In 2019, CFIUS directed Beijing Kunlun Tech to divest Grindr, a gay dating app it had bought a year earlier, saying that sensitive personal information by military personnel who frequented the site could be used by China to compromise US national security.

Last August, Trump signed an executive order to require Chinese company ByteDance to divest its TikTok video-sharing app over data concerns. The ultra-popular app was formed after ByteDance’s 2017 US$1 billion acquisition of the US video app Musical.ly.

ByteDance, the video-sharing app TikTok’s parent company, may still face the unwinding of a 2017 deal for Musical.ly. Photo: AP

President Biden dropped Trump’s threat to ban TikTok in the US, but the security review of the Musical.ly acquisition is continuing. If the committee concludes that TikTok remains a security danger because it is obliged to answer to Beijing, the deal can still be unwound.

Mario Mancuso, head of CFIUS and national security practice at Kirkland Ellis, said that the inspection of non-notified deals was only growing. The rise is driven less by who is in the White House, and more by the strategic competition the US confronts in China, he added.

Mancuso said that the 117 non-notified deals identified by CFIUS last year were probably a much smaller subset of the transactions the staff actually looked at. “They represented just those deals that looked sufficiently interesting to warrant an outreach,” Mancuso said, adding that “many more” are likely to be reviewed annually.

The drive to investigate non-notified transactions came partly because investors weren’t filing as often as regulators had hoped.

“People recognised that one way you could potentially get around CFIUS was just to hide,” said Tyler McGaughey, a former committee official now heading up the CFIUS practice at Winston & Strawn in Washington. “So some of the most risky transactions weren’t being filed.”

“Up until FIRRMA, the non-notified team was not a separate team, so people were looking for transactions on an ad hoc basis,” said McGaughey, who was a senior official on the CFIUS team at the Treasury Department until January.

- _What is being asked_
Copy the CFIUS text from "Mario Mancuso, head" to "China, he added.", changing "inspection" to "scrutiny". The listing has nothing to do with the CFIUS text.

- _Excerpted records_
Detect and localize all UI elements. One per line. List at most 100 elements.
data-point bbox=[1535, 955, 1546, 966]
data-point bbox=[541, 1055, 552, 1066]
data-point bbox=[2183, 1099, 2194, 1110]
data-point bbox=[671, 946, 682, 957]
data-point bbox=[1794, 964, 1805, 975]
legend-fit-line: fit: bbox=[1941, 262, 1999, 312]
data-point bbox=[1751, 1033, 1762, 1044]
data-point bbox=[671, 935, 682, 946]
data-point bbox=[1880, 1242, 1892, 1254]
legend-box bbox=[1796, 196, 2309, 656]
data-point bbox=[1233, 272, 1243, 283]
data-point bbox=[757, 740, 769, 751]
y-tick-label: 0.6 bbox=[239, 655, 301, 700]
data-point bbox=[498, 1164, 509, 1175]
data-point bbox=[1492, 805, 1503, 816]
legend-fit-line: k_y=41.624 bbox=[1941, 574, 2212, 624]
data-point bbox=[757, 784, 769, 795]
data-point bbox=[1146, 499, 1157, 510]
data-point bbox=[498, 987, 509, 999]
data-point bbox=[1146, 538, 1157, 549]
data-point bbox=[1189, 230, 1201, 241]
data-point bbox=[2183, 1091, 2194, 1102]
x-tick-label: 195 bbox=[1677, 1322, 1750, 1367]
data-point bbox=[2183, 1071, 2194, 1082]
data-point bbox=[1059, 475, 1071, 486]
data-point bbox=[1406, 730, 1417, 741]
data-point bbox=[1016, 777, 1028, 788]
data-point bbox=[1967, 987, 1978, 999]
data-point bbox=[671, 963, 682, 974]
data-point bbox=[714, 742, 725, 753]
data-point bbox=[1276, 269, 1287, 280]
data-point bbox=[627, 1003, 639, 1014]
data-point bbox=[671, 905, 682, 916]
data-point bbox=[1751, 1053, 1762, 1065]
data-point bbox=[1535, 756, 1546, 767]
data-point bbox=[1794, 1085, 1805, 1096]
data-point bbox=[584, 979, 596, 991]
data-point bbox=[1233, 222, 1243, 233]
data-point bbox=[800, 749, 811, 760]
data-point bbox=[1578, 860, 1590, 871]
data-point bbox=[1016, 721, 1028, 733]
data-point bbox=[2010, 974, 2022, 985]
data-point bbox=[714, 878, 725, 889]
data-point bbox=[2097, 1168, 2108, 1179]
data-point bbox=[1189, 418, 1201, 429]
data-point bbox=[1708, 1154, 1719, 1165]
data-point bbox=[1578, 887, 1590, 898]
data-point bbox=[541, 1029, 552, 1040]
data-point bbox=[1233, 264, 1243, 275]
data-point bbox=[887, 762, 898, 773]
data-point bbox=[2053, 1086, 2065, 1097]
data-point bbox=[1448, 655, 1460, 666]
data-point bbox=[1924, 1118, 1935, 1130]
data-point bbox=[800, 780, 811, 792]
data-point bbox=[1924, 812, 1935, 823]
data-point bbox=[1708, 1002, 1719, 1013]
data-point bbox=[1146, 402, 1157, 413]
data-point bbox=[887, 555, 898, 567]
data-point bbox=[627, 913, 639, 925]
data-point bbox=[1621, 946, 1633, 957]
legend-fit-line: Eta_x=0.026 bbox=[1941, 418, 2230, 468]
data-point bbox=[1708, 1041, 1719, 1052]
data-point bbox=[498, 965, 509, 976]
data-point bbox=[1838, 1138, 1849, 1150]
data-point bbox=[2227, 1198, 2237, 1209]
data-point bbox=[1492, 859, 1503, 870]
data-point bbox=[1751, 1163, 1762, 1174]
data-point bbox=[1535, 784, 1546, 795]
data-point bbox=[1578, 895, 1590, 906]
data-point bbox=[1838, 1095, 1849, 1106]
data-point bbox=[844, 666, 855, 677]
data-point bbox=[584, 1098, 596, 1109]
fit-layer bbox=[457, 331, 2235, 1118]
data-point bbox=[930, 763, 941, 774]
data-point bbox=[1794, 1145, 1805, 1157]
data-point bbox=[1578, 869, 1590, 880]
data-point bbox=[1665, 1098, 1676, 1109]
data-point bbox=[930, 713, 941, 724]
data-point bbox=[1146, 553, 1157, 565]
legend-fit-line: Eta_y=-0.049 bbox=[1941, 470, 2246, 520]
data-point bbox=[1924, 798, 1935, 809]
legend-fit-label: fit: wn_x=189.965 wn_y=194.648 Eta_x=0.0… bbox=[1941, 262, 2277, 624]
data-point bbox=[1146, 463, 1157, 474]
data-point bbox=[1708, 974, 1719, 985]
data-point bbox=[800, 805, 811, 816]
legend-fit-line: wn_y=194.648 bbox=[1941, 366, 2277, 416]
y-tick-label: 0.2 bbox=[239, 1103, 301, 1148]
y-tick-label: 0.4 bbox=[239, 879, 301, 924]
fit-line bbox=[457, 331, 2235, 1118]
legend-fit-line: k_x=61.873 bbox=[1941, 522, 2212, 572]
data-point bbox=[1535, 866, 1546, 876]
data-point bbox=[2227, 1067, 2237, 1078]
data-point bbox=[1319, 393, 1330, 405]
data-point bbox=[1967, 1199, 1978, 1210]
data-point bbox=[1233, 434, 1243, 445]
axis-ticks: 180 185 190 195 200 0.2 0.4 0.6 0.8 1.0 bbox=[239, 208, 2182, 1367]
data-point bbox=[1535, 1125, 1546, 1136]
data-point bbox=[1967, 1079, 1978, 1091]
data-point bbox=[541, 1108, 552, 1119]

- _Reply to the exercise_
Mario Mancuso, head of CFIUS and national security practice at Kirkland Ellis, said that the scrutiny of non-notified deals was only growing. The rise is driven less by who is in the White House, and more by the strategic competition the US confronts in China, he added.